Page excerpt:
■ ■ ■ ■ ■

CNS amyloid-β, soluble APP-α and -β kinetics during BACE inhibition

Justyna A Dobrowolska  1 Maria S Michener  2 Guoxin Wu  3 Bruce W Patterson  4 Robert Chott  4 Vitaliy Ovod  1 Yuriy Pyatkivskyy  1 Kristin R Wildsmith  1 Tom Kasten  1 Parker Mathers  2 Mandy Dancho  2 Christina Lennox  2 Brad E Smith  2 David Gilberto  2 Debra McLoughlin  5 Daniel J Holder  6 Andrew W Stamford  7 Kevin E Yarasheski  4 Matthew E Kennedy  8 Mary J Savage  3 Randall J Bateman  9
Affiliations

CNS amyloid-β, soluble APP-α and -β kinetics during BACE inhibition

Justyna A Dobrowolska et al. J Neurosci. .

■ ■ ■ ■ ■

Data extracts:
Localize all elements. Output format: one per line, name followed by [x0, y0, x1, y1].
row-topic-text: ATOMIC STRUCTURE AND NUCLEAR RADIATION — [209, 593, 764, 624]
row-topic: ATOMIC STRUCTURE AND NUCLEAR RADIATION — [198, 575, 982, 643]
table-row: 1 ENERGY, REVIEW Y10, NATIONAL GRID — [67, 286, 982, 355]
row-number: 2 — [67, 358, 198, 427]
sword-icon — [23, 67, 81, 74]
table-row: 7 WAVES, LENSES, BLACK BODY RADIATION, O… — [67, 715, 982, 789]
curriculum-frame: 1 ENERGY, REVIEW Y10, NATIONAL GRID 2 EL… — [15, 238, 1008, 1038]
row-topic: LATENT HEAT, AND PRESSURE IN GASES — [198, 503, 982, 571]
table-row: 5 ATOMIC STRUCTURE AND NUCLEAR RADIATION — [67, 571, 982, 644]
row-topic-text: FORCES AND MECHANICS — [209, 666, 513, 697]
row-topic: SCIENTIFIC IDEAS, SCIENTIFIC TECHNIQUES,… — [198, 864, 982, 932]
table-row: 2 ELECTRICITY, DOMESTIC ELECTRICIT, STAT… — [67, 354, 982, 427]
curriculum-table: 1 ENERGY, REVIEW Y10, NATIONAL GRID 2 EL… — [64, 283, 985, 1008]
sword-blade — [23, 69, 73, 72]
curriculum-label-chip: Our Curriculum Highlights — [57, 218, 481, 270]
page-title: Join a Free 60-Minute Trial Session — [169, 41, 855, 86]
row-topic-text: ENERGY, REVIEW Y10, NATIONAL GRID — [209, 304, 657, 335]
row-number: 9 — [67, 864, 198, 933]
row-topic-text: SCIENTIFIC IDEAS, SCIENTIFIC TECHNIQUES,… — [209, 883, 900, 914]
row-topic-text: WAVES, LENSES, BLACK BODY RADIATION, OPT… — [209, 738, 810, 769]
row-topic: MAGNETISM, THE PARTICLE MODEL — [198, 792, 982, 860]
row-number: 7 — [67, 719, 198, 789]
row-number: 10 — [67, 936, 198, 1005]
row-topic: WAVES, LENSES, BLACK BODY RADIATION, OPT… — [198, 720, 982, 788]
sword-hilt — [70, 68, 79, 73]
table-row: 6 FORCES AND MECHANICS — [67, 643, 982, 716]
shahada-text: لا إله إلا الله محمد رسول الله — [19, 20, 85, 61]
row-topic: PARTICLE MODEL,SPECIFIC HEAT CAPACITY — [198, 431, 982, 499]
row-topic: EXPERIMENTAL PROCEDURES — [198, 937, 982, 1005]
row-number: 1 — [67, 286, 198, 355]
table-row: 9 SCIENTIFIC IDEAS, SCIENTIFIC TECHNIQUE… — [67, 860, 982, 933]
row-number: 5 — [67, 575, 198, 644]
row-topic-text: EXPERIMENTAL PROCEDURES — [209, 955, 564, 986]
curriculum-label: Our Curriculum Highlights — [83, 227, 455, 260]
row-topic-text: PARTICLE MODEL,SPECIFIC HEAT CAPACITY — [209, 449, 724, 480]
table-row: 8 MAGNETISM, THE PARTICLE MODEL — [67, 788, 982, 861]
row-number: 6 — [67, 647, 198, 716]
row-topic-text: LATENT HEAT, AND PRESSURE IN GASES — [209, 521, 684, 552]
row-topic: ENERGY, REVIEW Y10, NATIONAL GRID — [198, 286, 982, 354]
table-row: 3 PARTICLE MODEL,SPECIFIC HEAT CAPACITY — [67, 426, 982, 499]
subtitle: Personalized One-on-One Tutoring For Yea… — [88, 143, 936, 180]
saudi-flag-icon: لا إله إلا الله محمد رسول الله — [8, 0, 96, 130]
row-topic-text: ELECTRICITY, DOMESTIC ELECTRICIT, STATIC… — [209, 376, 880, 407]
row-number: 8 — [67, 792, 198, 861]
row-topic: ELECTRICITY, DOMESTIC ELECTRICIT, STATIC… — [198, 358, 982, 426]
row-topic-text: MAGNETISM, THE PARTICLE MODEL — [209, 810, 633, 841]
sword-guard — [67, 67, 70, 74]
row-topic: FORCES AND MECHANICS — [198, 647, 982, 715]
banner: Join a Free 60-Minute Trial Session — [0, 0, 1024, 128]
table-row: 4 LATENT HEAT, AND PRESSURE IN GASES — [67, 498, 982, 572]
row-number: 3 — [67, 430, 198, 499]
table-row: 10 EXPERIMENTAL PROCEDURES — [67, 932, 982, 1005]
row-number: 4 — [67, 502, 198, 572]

■ ■ ■ ■ ■

What you need to do: In the page excerpt, which journal is named in the citation line after the repeated title?

Result of the task: J Neurosci.